Take the listing and print it in full, exactly as given.

+++++

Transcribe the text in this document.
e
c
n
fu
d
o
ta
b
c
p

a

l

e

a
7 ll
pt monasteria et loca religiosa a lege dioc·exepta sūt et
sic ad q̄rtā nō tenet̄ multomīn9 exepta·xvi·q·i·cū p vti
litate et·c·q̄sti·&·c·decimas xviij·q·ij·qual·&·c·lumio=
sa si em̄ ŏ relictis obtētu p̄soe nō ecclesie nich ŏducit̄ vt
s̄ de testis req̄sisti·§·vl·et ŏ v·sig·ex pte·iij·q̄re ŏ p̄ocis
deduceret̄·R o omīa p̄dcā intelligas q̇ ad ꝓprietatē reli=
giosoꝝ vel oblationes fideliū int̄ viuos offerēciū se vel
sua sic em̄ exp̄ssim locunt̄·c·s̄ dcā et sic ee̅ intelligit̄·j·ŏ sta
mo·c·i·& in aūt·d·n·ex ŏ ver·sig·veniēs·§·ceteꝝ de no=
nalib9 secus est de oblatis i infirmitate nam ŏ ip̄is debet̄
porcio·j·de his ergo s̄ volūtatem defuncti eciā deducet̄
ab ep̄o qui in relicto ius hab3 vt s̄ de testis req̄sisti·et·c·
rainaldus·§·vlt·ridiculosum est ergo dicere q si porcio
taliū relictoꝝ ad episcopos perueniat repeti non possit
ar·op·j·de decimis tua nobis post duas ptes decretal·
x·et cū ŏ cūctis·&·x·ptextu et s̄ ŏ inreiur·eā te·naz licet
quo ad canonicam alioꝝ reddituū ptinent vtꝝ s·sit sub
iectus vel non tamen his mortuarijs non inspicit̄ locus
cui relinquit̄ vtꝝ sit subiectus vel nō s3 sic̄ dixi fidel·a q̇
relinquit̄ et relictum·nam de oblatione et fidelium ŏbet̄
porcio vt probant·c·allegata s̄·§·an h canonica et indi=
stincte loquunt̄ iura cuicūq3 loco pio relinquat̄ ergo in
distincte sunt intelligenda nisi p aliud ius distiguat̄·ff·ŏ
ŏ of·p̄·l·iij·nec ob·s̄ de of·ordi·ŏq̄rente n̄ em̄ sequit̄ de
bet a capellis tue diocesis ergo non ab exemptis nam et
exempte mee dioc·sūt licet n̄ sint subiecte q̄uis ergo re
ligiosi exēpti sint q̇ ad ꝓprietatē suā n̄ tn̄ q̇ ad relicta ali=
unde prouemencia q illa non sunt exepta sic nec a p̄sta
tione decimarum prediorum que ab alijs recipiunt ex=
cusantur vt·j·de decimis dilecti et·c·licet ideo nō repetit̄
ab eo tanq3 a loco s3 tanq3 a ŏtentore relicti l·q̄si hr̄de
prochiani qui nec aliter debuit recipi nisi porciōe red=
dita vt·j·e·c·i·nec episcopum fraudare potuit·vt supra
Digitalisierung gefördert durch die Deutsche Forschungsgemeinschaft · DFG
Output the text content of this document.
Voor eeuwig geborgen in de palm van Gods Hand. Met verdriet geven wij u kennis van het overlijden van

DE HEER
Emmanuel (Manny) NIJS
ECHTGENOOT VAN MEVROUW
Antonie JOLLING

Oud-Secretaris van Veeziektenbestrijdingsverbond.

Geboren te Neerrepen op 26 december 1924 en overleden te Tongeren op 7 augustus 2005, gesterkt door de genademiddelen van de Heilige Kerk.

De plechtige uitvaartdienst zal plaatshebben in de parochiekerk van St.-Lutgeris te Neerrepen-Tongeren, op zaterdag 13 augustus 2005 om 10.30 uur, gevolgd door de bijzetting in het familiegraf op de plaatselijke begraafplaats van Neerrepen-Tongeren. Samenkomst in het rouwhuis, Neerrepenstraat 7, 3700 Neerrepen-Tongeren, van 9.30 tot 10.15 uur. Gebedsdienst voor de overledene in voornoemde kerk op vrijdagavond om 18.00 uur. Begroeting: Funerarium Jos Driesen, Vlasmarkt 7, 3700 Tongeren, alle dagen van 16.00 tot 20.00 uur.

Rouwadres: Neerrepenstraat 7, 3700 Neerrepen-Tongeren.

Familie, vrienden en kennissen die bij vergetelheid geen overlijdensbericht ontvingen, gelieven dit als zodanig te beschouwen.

+++++

Exercise result -
Transcribe the text in this document.
e
c
n
fu
d
o
ta
b
c
p

a

l

e

a
7 ll
pt monasteria et loca religiosa a lege dioc·exepta sūt et
sic ad q̄rtā nō tenet̄ multomīn9 exepta·xvi·q·i·cū p vti
litate et·c·q̄sti·&·c·decimas xviij·q·ij·qual·&·c·lumio=
sa si em̄ ŏ relictis obtētu p̄soe nō ecclesie nich ŏducit̄ vt
s̄ de testis req̄sisti·§·vl·et ŏ v·sig·ex pte·iij·q̄re ŏ p̄ocis
deduceret̄·R o omīa p̄dcā intelligas q̇ ad ꝓprietatē reli=
giosoꝝ vel oblationes fideliū int̄ viuos offerēciū se vel
sua sic em̄ exp̄ssim locunt̄·c·s̄ dcā et sic ee̅ intelligit̄·j·ŏ sta
mo·c·i·& in aūt·d·n·ex ŏ ver·sig·veniēs·§·ceteꝝ de no=
nalib9 secus est de oblatis i infirmitate nam ŏ ip̄is debet̄
porcio·j·de his ergo s̄ volūtatem defuncti eciā deducet̄
ab ep̄o qui in relicto ius hab3 vt s̄ de testis req̄sisti·et·c·
rainaldus·§·vlt·ridiculosum est ergo dicere q si porcio
taliū relictoꝝ ad episcopos perueniat repeti non possit
ar·op·j·de decimis tua nobis post duas ptes decretal·
x·et cū ŏ cūctis·&·x·ptextu et s̄ ŏ inreiur·eā te·naz licet
quo ad canonicam alioꝝ reddituū ptinent vtꝝ s·sit sub
iectus vel non tamen his mortuarijs non inspicit̄ locus
cui relinquit̄ vtꝝ sit subiectus vel nō s3 sic̄ dixi fidel·a q̇
relinquit̄ et relictum·nam de oblatione et fidelium ŏbet̄
porcio vt probant·c·allegata s̄·§·an h canonica et indi=
stincte loquunt̄ iura cuicūq3 loco pio relinquat̄ ergo in
distincte sunt intelligenda nisi p aliud ius distiguat̄·ff·ŏ
ŏ of·p̄·l·iij·nec ob·s̄ de of·ordi·ŏq̄rente n̄ em̄ sequit̄ de
bet a capellis tue diocesis ergo non ab exemptis nam et
exempte mee dioc·sūt licet n̄ sint subiecte q̄uis ergo re
ligiosi exēpti sint q̇ ad ꝓprietatē suā n̄ tn̄ q̇ ad relicta ali=
unde prouemencia q illa non sunt exepta sic nec a p̄sta
tione decimarum prediorum que ab alijs recipiunt ex=
cusantur vt·j·de decimis dilecti et·c·licet ideo nō repetit̄
ab eo tanq3 a loco s3 tanq3 a ŏtentore relicti l·q̄si hr̄de
prochiani qui nec aliter debuit recipi nisi porciōe red=
dita vt·j·e·c·i·nec episcopum fraudare potuit·vt supra
Digitalisierung gefördert durch die Deutsche Forschungsgemeinschaft · DFG
Output the text content of this document.
Voor eeuwig geborgen in de palm van Gods Hand. Met verdriet geven wij u kennis van het overlijden van

DE HEER
Emmanuel (Manny) NIJS
ECHTGENOOT VAN MEVROUW
Antonie JOLLING

Oud-Secretaris van Veeziektenbestrijdingsverbond.

Geboren te Neerrepen op 26 december 1924 en overleden te Tongeren op 7 augustus 2005, gesterkt door de genademiddelen van de Heilige Kerk.

De plechtige uitvaartdienst zal plaatshebben in de parochiekerk van St.-Lutgeris te Neerrepen-Tongeren, op zaterdag 13 augustus 2005 om 10.30 uur, gevolgd door de bijzetting in het familiegraf op de plaatselijke begraafplaats van Neerrepen-Tongeren. Samenkomst in het rouwhuis, Neerrepenstraat 7, 3700 Neerrepen-Tongeren, van 9.30 tot 10.15 uur. Gebedsdienst voor de overledene in voornoemde kerk op vrijdagavond om 18.00 uur. Begroeting: Funerarium Jos Driesen, Vlasmarkt 7, 3700 Tongeren, alle dagen van 16.00 tot 20.00 uur.

Rouwadres: Neerrepenstraat 7, 3700 Neerrepen-Tongeren.

Familie, vrienden en kennissen die bij vergetelheid geen overlijdensbericht ontvingen, gelieven dit als zodanig te beschouwen.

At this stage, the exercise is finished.